- _Data excerpts_
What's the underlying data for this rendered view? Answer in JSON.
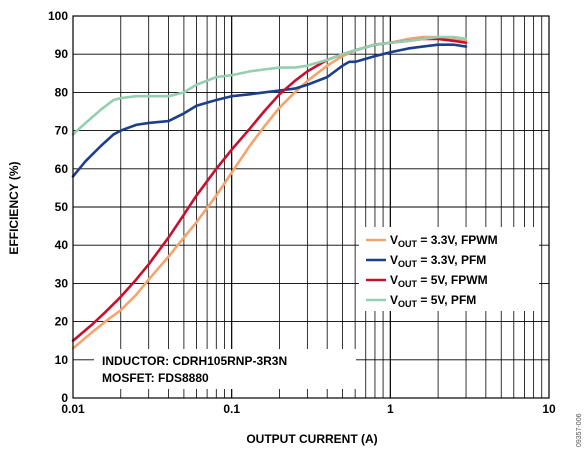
{
  "chart_data": {
    "type": "line",
    "xscale": "log",
    "xlim": [
      0.01,
      10
    ],
    "ylim": [
      0,
      100
    ],
    "grid": true,
    "xlabel": "OUTPUT CURRENT (A)",
    "ylabel": "EFFICIENCY (%)",
    "xticks": [
      {
        "value": 0.01,
        "label": "0.01"
      },
      {
        "value": 0.1,
        "label": "0.1"
      },
      {
        "value": 1,
        "label": "1"
      },
      {
        "value": 10,
        "label": "10"
      }
    ],
    "yticks": [
      0,
      10,
      20,
      30,
      40,
      50,
      60,
      70,
      80,
      90,
      100
    ],
    "legend_position": "right",
    "series": [
      {
        "name_main": "V",
        "name_sub": "OUT",
        "name_rest": " = 3.3V, FPWM",
        "color": "#f4a46c",
        "x": [
          0.01,
          0.013,
          0.016,
          0.02,
          0.025,
          0.03,
          0.04,
          0.05,
          0.06,
          0.08,
          0.1,
          0.13,
          0.16,
          0.2,
          0.25,
          0.3,
          0.4,
          0.5,
          0.6,
          0.8,
          1,
          1.3,
          1.6,
          2,
          2.5,
          3
        ],
        "y": [
          13,
          17,
          20,
          23,
          27,
          31,
          37,
          42,
          46,
          53,
          59,
          66,
          71,
          76,
          80,
          83,
          87,
          89.5,
          91,
          92.5,
          93,
          94,
          94.5,
          94.5,
          94,
          93.5
        ]
      },
      {
        "name_main": "V",
        "name_sub": "OUT",
        "name_rest": " = 3.3V, PFM",
        "color": "#1b3f8b",
        "x": [
          0.01,
          0.012,
          0.015,
          0.018,
          0.02,
          0.025,
          0.03,
          0.04,
          0.05,
          0.06,
          0.08,
          0.1,
          0.13,
          0.16,
          0.2,
          0.25,
          0.3,
          0.4,
          0.5,
          0.55,
          0.6,
          0.8,
          1,
          1.3,
          1.6,
          2,
          2.5,
          3
        ],
        "y": [
          58,
          62,
          66,
          69,
          70,
          71.5,
          72,
          72.5,
          74.5,
          76.5,
          78,
          79,
          79.5,
          80,
          80.5,
          81,
          82,
          84,
          87,
          88,
          88,
          89.5,
          90.5,
          91.5,
          92,
          92.5,
          92.5,
          92
        ]
      },
      {
        "name_main": "V",
        "name_sub": "OUT",
        "name_rest": " = 5V, FPWM",
        "color": "#c8102e",
        "x": [
          0.01,
          0.013,
          0.016,
          0.02,
          0.025,
          0.03,
          0.04,
          0.05,
          0.06,
          0.08,
          0.1,
          0.13,
          0.16,
          0.2,
          0.25,
          0.3,
          0.4,
          0.5,
          0.6,
          0.8,
          1,
          1.3,
          1.6,
          2,
          2.5,
          3
        ],
        "y": [
          15,
          19,
          22.5,
          26.5,
          31,
          35,
          42,
          48,
          53,
          60,
          65,
          70.5,
          75,
          79.5,
          83,
          85.5,
          88.5,
          90,
          91,
          92.5,
          93,
          93.5,
          94,
          94,
          93.5,
          93
        ]
      },
      {
        "name_main": "V",
        "name_sub": "OUT",
        "name_rest": " = 5V, PFM",
        "color": "#93cfb0",
        "x": [
          0.01,
          0.012,
          0.015,
          0.018,
          0.02,
          0.025,
          0.03,
          0.04,
          0.05,
          0.06,
          0.08,
          0.1,
          0.13,
          0.16,
          0.2,
          0.25,
          0.3,
          0.4,
          0.5,
          0.6,
          0.8,
          1,
          1.3,
          1.6,
          2,
          2.5,
          3
        ],
        "y": [
          69,
          72,
          75.5,
          78,
          78.5,
          79,
          79,
          79,
          80,
          82,
          84,
          84.5,
          85.5,
          86,
          86.5,
          86.5,
          87,
          88.5,
          90,
          91,
          92.5,
          93,
          93.5,
          94,
          94.5,
          94.5,
          94
        ]
      }
    ],
    "annotation_lines": [
      "INDUCTOR: CDRH105RNP-3R3N",
      "MOSFET: FDS8880"
    ],
    "figure_id": "09357-006"
  }
}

- _What you need to do_
Copy the data character for character, but drop all pictures from the copy.

- _Task result_
What's the underlying data for this rendered view? Answer in JSON.
{
  "chart_data": {
    "type": "line",
    "xscale": "log",
    "xlim": [
      0.01,
      10
    ],
    "ylim": [
      0,
      100
    ],
    "grid": true,
    "xlabel": "OUTPUT CURRENT (A)",
    "ylabel": "EFFICIENCY (%)",
    "xticks": [
      {
        "value": 0.01,
        "label": "0.01"
      },
      {
        "value": 0.1,
        "label": "0.1"
      },
      {
        "value": 1,
        "label": "1"
      },
      {
        "value": 10,
        "label": "10"
      }
    ],
    "yticks": [
      0,
      10,
      20,
      30,
      40,
      50,
      60,
      70,
      80,
      90,
      100
    ],
    "legend_position": "right",
    "series": [
      {
        "name_main": "V",
        "name_sub": "OUT",
        "name_rest": " = 3.3V, FPWM",
        "color": "#f4a46c",
        "x": [
          0.01,
          0.013,
          0.016,
          0.02,
          0.025,
          0.03,
          0.04,
          0.05,
          0.06,
          0.08,
          0.1,
          0.13,
          0.16,
          0.2,
          0.25,
          0.3,
          0.4,
          0.5,
          0.6,
          0.8,
          1,
          1.3,
          1.6,
          2,
          2.5,
          3
        ],
        "y": [
          13,
          17,
          20,
          23,
          27,
          31,
          37,
          42,
          46,
          53,
          59,
          66,
          71,
          76,
          80,
          83,
          87,
          89.5,
          91,
          92.5,
          93,
          94,
          94.5,
          94.5,
          94,
          93.5
        ]
      },
      {
        "name_main": "V",
        "name_sub": "OUT",
        "name_rest": " = 3.3V, PFM",
        "color": "#1b3f8b",
        "x": [
          0.01,
          0.012,
          0.015,
          0.018,
          0.02,
          0.025,
          0.03,
          0.04,
          0.05,
          0.06,
          0.08,
          0.1,
          0.13,
          0.16,
          0.2,
          0.25,
          0.3,
          0.4,
          0.5,
          0.55,
          0.6,
          0.8,
          1,
          1.3,
          1.6,
          2,
          2.5,
          3
        ],
        "y": [
          58,
          62,
          66,
          69,
          70,
          71.5,
          72,
          72.5,
          74.5,
          76.5,
          78,
          79,
          79.5,
          80,
          80.5,
          81,
          82,
          84,
          87,
          88,
          88,
          89.5,
          90.5,
          91.5,
          92,
          92.5,
          92.5,
          92
        ]
      },
      {
        "name_main": "V",
        "name_sub": "OUT",
        "name_rest": " = 5V, FPWM",
        "color": "#c8102e",
        "x": [
          0.01,
          0.013,
          0.016,
          0.02,
          0.025,
          0.03,
          0.04,
          0.05,
          0.06,
          0.08,
          0.1,
          0.13,
          0.16,
          0.2,
          0.25,
          0.3,
          0.4,
          0.5,
          0.6,
          0.8,
          1,
          1.3,
          1.6,
          2,
          2.5,
          3
        ],
        "y": [
          15,
          19,
          22.5,
          26.5,
          31,
          35,
          42,
          48,
          53,
          60,
          65,
          70.5,
          75,
          79.5,
          83,
          85.5,
          88.5,
          90,
          91,
          92.5,
          93,
          93.5,
          94,
          94,
          93.5,
          93
        ]
      },
      {
        "name_main": "V",
        "name_sub": "OUT",
        "name_rest": " = 5V, PFM",
        "color": "#93cfb0",
        "x": [
          0.01,
          0.012,
          0.015,
          0.018,
          0.02,
          0.025,
          0.03,
          0.04,
          0.05,
          0.06,
          0.08,
          0.1,
          0.13,
          0.16,
          0.2,
          0.25,
          0.3,
          0.4,
          0.5,
          0.6,
          0.8,
          1,
          1.3,
          1.6,
          2,
          2.5,
          3
        ],
        "y": [
          69,
          72,
          75.5,
          78,
          78.5,
          79,
          79,
          79,
          80,
          82,
          84,
          84.5,
          85.5,
          86,
          86.5,
          86.5,
          87,
          88.5,
          90,
          91,
          92.5,
          93,
          93.5,
          94,
          94.5,
          94.5,
          94
        ]
      }
    ],
    "annotation_lines": [
      "INDUCTOR: CDRH105RNP-3R3N",
      "MOSFET: FDS8880"
    ],
    "figure_id": "09357-006"
  }
}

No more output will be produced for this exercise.